_Given task_
Go through the records underneath and count the lines that include the string "开发区等按职责分工负责". Give nothing but the number.

_Rows_
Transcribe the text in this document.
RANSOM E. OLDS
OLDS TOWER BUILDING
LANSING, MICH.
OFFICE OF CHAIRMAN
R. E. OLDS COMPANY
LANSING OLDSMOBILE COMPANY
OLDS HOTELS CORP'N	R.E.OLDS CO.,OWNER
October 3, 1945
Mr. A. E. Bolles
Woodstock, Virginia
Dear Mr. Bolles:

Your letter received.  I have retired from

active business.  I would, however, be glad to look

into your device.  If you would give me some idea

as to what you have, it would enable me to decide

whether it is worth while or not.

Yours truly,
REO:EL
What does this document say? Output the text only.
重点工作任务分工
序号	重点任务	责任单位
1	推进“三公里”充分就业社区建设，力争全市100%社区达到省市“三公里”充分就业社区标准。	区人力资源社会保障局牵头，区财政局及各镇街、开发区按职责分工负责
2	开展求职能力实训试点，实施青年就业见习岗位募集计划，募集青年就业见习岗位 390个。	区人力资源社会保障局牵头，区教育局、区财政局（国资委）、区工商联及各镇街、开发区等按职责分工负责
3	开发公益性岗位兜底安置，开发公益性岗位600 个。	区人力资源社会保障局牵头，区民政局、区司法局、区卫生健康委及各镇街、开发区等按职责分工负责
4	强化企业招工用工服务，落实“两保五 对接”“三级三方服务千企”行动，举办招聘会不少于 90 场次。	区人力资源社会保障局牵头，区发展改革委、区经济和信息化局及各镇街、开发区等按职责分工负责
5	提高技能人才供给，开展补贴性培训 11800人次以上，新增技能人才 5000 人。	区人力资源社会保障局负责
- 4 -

_Final result_
3